## Set task
Below are records; count the lines in them that hold "France" and give only the count.

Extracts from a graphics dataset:
--------------------------------------------------
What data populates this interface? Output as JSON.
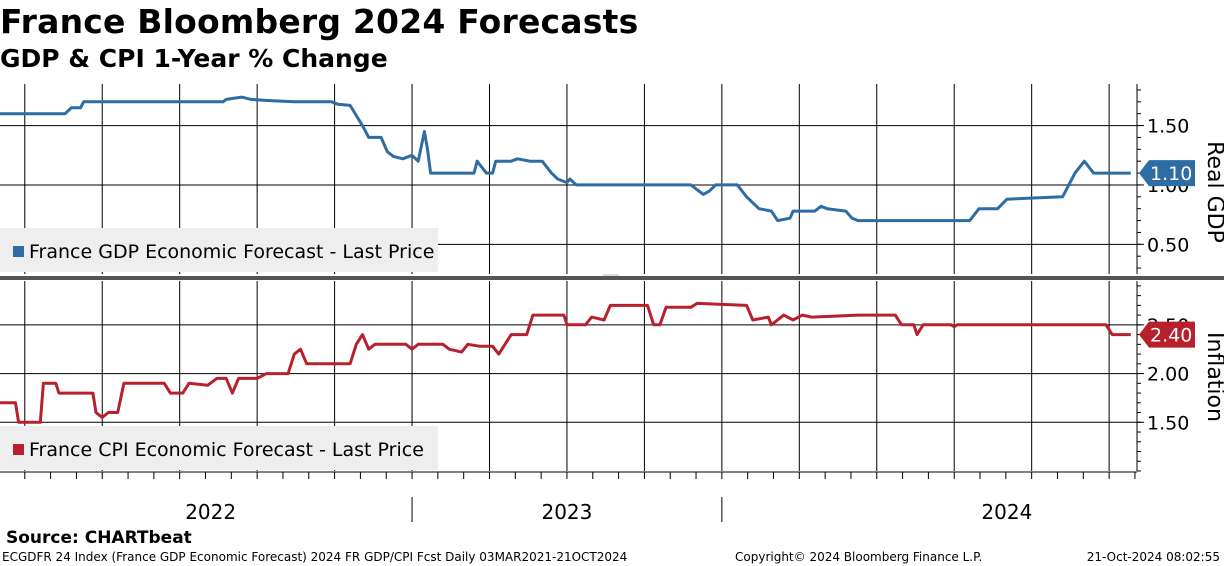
{
  "chart_data": {
    "type": "line",
    "title": "France Bloomberg 2024 Forecasts",
    "subtitle": "GDP & CPI 1-Year % Change",
    "x_range": [
      "2021-03-03",
      "2024-10-21"
    ],
    "x_tick_labels": [
      "2022",
      "2023",
      "2024"
    ],
    "panels": [
      {
        "name": "gdp",
        "ylabel": "Real GDP",
        "ylim": [
          0.25,
          1.85
        ],
        "yticks": [
          0.5,
          1.0,
          1.5
        ],
        "ytick_labels": [
          "0.50",
          "1.00",
          "1.50"
        ],
        "color": "#2e6ca4",
        "legend": "France GDP Economic Forecast - Last Price",
        "last_value": 1.1,
        "last_label": "1.10",
        "points": [
          [
            2021.17,
            1.6
          ],
          [
            2021.38,
            1.6
          ],
          [
            2021.4,
            1.65
          ],
          [
            2021.43,
            1.65
          ],
          [
            2021.44,
            1.7
          ],
          [
            2021.89,
            1.7
          ],
          [
            2021.9,
            1.72
          ],
          [
            2021.95,
            1.74
          ],
          [
            2021.98,
            1.72
          ],
          [
            2022.04,
            1.71
          ],
          [
            2022.12,
            1.7
          ],
          [
            2022.24,
            1.7
          ],
          [
            2022.26,
            1.68
          ],
          [
            2022.3,
            1.67
          ],
          [
            2022.34,
            1.5
          ],
          [
            2022.36,
            1.4
          ],
          [
            2022.4,
            1.4
          ],
          [
            2022.42,
            1.28
          ],
          [
            2022.44,
            1.24
          ],
          [
            2022.47,
            1.22
          ],
          [
            2022.5,
            1.25
          ],
          [
            2022.52,
            1.2
          ],
          [
            2022.54,
            1.45
          ],
          [
            2022.55,
            1.3
          ],
          [
            2022.56,
            1.1
          ],
          [
            2022.62,
            1.1
          ],
          [
            2022.7,
            1.1
          ],
          [
            2022.71,
            1.2
          ],
          [
            2022.74,
            1.1
          ],
          [
            2022.76,
            1.1
          ],
          [
            2022.77,
            1.2
          ],
          [
            2022.82,
            1.2
          ],
          [
            2022.84,
            1.22
          ],
          [
            2022.88,
            1.2
          ],
          [
            2022.92,
            1.2
          ],
          [
            2022.95,
            1.1
          ],
          [
            2022.97,
            1.05
          ],
          [
            2023.0,
            1.02
          ],
          [
            2023.01,
            1.05
          ],
          [
            2023.03,
            1.0
          ],
          [
            2023.4,
            1.0
          ],
          [
            2023.44,
            0.92
          ],
          [
            2023.46,
            0.95
          ],
          [
            2023.48,
            1.0
          ],
          [
            2023.55,
            1.0
          ],
          [
            2023.58,
            0.9
          ],
          [
            2023.6,
            0.85
          ],
          [
            2023.62,
            0.8
          ],
          [
            2023.66,
            0.78
          ],
          [
            2023.68,
            0.7
          ],
          [
            2023.72,
            0.72
          ],
          [
            2023.73,
            0.78
          ],
          [
            2023.8,
            0.78
          ],
          [
            2023.82,
            0.82
          ],
          [
            2023.84,
            0.8
          ],
          [
            2023.9,
            0.78
          ],
          [
            2023.92,
            0.72
          ],
          [
            2023.94,
            0.7
          ],
          [
            2024.3,
            0.7
          ],
          [
            2024.33,
            0.8
          ],
          [
            2024.39,
            0.8
          ],
          [
            2024.42,
            0.88
          ],
          [
            2024.6,
            0.9
          ],
          [
            2024.62,
            1.0
          ],
          [
            2024.64,
            1.1
          ],
          [
            2024.67,
            1.2
          ],
          [
            2024.7,
            1.1
          ],
          [
            2024.82,
            1.1
          ]
        ]
      },
      {
        "name": "cpi",
        "ylabel": "Inflation",
        "ylim": [
          1.0,
          2.95
        ],
        "yticks": [
          1.5,
          2.0,
          2.5
        ],
        "ytick_labels": [
          "1.50",
          "2.00",
          "2.50"
        ],
        "color": "#b8202e",
        "legend": "France CPI Economic Forecast - Last Price",
        "last_value": 2.4,
        "last_label": "2.40",
        "points": [
          [
            2021.17,
            1.7
          ],
          [
            2021.22,
            1.7
          ],
          [
            2021.23,
            1.5
          ],
          [
            2021.3,
            1.5
          ],
          [
            2021.31,
            1.9
          ],
          [
            2021.35,
            1.9
          ],
          [
            2021.36,
            1.8
          ],
          [
            2021.47,
            1.8
          ],
          [
            2021.48,
            1.6
          ],
          [
            2021.5,
            1.55
          ],
          [
            2021.52,
            1.6
          ],
          [
            2021.55,
            1.6
          ],
          [
            2021.57,
            1.9
          ],
          [
            2021.7,
            1.9
          ],
          [
            2021.72,
            1.8
          ],
          [
            2021.76,
            1.8
          ],
          [
            2021.78,
            1.9
          ],
          [
            2021.84,
            1.88
          ],
          [
            2021.87,
            1.95
          ],
          [
            2021.9,
            1.95
          ],
          [
            2021.92,
            1.8
          ],
          [
            2021.94,
            1.95
          ],
          [
            2022.0,
            1.95
          ],
          [
            2022.03,
            2.0
          ],
          [
            2022.1,
            2.0
          ],
          [
            2022.12,
            2.2
          ],
          [
            2022.14,
            2.25
          ],
          [
            2022.16,
            2.1
          ],
          [
            2022.3,
            2.1
          ],
          [
            2022.32,
            2.3
          ],
          [
            2022.34,
            2.4
          ],
          [
            2022.36,
            2.25
          ],
          [
            2022.38,
            2.3
          ],
          [
            2022.48,
            2.3
          ],
          [
            2022.5,
            2.25
          ],
          [
            2022.52,
            2.3
          ],
          [
            2022.6,
            2.3
          ],
          [
            2022.62,
            2.25
          ],
          [
            2022.66,
            2.22
          ],
          [
            2022.68,
            2.3
          ],
          [
            2022.72,
            2.28
          ],
          [
            2022.76,
            2.28
          ],
          [
            2022.78,
            2.2
          ],
          [
            2022.8,
            2.3
          ],
          [
            2022.82,
            2.4
          ],
          [
            2022.87,
            2.4
          ],
          [
            2022.89,
            2.6
          ],
          [
            2022.99,
            2.6
          ],
          [
            2023.0,
            2.5
          ],
          [
            2023.06,
            2.5
          ],
          [
            2023.08,
            2.58
          ],
          [
            2023.12,
            2.55
          ],
          [
            2023.14,
            2.7
          ],
          [
            2023.26,
            2.7
          ],
          [
            2023.28,
            2.5
          ],
          [
            2023.3,
            2.5
          ],
          [
            2023.32,
            2.68
          ],
          [
            2023.4,
            2.68
          ],
          [
            2023.42,
            2.72
          ],
          [
            2023.58,
            2.7
          ],
          [
            2023.6,
            2.55
          ],
          [
            2023.65,
            2.58
          ],
          [
            2023.66,
            2.5
          ],
          [
            2023.7,
            2.6
          ],
          [
            2023.73,
            2.55
          ],
          [
            2023.76,
            2.6
          ],
          [
            2023.79,
            2.58
          ],
          [
            2023.94,
            2.6
          ],
          [
            2024.06,
            2.6
          ],
          [
            2024.08,
            2.5
          ],
          [
            2024.12,
            2.5
          ],
          [
            2024.13,
            2.4
          ],
          [
            2024.15,
            2.5
          ],
          [
            2024.24,
            2.5
          ],
          [
            2024.25,
            2.48
          ],
          [
            2024.26,
            2.5
          ],
          [
            2024.74,
            2.5
          ],
          [
            2024.76,
            2.4
          ],
          [
            2024.82,
            2.4
          ]
        ]
      }
    ]
  },
  "source": "Source: CHARTbeat",
  "footer": {
    "left": "ECGDFR 24 Index (France GDP Economic Forecast) 2024 FR GDP/CPI Fcst  Daily 03MAR2021-21OCT2024",
    "middle": "Copyright© 2024 Bloomberg Finance L.P.",
    "right": "21-Oct-2024 08:02:55"
  }
}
--------------------------------------------------
## Task solution
4